The task — Sort through the entries below and pull out lines containing the word "対コンタクト数".

[Figure record listings]
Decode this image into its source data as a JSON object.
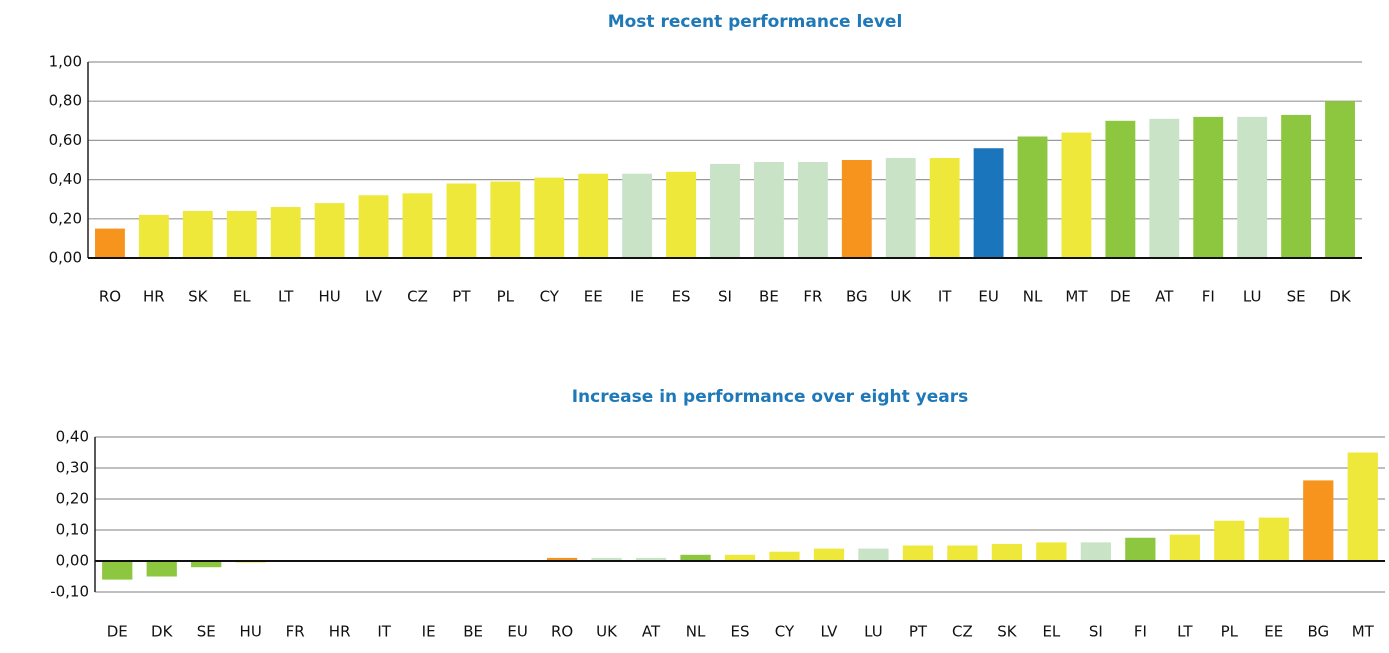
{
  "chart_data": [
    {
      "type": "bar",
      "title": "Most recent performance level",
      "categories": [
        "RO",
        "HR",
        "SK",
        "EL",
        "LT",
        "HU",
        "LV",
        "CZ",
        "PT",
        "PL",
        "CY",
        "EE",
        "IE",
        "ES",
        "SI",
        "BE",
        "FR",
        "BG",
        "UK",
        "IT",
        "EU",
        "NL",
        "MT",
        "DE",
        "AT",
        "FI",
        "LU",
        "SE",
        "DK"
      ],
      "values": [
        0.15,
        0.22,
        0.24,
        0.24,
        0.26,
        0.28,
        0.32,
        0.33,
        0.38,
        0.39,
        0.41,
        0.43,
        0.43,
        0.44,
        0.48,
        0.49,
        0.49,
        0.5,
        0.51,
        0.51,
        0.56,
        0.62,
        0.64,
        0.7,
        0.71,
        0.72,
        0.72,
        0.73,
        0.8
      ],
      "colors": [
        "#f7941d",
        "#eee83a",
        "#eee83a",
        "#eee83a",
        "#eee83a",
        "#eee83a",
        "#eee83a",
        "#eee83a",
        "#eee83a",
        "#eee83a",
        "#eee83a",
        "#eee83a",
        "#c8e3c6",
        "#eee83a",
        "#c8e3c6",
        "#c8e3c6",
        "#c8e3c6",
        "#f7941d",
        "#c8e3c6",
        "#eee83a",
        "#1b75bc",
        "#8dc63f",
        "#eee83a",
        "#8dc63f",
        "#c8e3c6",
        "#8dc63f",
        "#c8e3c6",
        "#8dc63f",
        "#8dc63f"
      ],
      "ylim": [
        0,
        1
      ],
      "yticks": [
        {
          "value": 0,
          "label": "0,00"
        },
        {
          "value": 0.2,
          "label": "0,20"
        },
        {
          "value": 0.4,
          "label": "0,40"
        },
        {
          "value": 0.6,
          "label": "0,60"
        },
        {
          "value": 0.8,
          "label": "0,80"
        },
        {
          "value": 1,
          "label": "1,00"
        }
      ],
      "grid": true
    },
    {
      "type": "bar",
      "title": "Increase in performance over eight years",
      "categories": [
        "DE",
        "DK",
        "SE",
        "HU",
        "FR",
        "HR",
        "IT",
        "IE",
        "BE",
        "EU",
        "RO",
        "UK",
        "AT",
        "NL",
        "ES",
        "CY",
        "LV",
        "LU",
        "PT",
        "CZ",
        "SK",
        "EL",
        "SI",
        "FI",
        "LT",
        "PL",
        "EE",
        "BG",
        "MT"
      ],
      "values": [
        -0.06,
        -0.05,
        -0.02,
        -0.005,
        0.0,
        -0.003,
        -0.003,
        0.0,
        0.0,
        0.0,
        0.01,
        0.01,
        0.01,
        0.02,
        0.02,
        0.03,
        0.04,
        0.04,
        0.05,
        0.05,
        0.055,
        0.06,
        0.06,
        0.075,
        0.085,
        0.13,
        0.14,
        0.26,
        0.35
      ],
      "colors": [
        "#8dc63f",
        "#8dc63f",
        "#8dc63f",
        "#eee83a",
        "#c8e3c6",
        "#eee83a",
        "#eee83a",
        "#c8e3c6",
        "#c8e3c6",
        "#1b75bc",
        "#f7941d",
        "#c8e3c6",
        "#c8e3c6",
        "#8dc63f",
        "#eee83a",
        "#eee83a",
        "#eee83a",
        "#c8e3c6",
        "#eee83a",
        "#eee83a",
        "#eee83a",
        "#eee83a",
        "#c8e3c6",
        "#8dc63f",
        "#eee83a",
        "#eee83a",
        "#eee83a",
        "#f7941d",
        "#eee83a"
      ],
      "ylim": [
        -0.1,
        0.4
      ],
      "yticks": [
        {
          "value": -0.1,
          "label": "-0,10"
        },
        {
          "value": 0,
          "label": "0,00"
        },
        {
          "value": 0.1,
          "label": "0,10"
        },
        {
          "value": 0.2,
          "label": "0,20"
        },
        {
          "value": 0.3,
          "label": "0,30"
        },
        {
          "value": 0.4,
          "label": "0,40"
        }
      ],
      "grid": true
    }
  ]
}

---

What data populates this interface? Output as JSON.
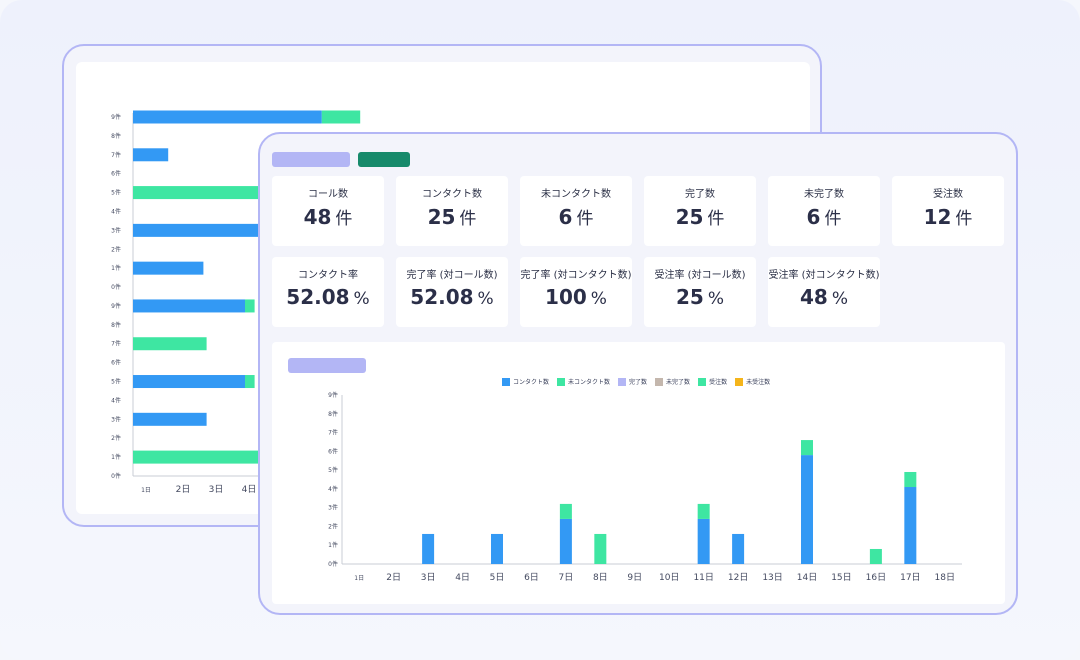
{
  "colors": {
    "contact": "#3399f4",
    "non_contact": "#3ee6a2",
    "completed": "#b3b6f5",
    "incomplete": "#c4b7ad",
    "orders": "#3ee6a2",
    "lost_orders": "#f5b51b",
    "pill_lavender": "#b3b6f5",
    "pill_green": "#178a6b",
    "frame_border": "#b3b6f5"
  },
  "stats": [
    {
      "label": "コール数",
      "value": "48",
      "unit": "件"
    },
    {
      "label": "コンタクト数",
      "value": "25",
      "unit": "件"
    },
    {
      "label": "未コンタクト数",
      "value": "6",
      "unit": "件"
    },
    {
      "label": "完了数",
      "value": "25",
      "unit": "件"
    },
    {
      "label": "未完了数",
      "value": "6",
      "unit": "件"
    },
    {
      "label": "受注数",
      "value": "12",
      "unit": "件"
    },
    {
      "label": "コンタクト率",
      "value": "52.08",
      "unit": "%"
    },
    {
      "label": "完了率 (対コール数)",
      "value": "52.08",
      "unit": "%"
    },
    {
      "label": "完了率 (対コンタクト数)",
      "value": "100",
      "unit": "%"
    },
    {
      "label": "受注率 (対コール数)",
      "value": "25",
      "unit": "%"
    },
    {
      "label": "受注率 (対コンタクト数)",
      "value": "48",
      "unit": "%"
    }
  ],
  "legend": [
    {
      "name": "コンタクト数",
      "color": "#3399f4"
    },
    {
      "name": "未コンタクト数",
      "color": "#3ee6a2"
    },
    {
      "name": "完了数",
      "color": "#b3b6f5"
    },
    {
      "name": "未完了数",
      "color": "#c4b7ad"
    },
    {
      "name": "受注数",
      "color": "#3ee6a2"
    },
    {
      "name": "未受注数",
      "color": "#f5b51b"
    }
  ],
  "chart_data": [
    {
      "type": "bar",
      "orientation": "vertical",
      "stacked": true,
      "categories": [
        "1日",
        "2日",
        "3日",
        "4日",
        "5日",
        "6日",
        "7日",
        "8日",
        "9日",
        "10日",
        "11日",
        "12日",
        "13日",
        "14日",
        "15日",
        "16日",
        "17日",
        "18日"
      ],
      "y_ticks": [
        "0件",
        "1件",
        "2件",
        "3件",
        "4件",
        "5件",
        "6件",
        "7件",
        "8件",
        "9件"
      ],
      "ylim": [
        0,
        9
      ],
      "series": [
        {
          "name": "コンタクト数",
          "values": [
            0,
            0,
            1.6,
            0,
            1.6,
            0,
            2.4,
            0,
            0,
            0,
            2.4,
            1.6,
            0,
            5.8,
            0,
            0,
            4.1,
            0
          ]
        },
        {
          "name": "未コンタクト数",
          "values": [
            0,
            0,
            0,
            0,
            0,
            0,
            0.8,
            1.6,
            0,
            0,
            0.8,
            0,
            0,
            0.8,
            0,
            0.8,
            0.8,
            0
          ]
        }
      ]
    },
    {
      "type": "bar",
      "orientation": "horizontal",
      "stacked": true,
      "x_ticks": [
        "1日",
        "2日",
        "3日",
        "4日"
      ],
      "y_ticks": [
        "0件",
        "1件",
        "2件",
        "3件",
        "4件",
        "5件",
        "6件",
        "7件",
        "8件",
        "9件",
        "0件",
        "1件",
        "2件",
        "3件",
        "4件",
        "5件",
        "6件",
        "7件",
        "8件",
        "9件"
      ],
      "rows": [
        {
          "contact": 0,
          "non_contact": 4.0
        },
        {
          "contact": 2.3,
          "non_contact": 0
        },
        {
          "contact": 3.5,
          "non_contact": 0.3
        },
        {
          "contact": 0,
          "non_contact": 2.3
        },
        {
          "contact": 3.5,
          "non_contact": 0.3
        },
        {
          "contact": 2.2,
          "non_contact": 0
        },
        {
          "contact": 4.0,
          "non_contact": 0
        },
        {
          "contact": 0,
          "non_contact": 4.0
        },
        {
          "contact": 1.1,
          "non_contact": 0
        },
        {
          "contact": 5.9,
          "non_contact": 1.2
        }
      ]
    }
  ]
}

Response to this exercise —
      "label": "完了率 (対コンタクト数)",
      "label": "受注率 (対コンタクト数)",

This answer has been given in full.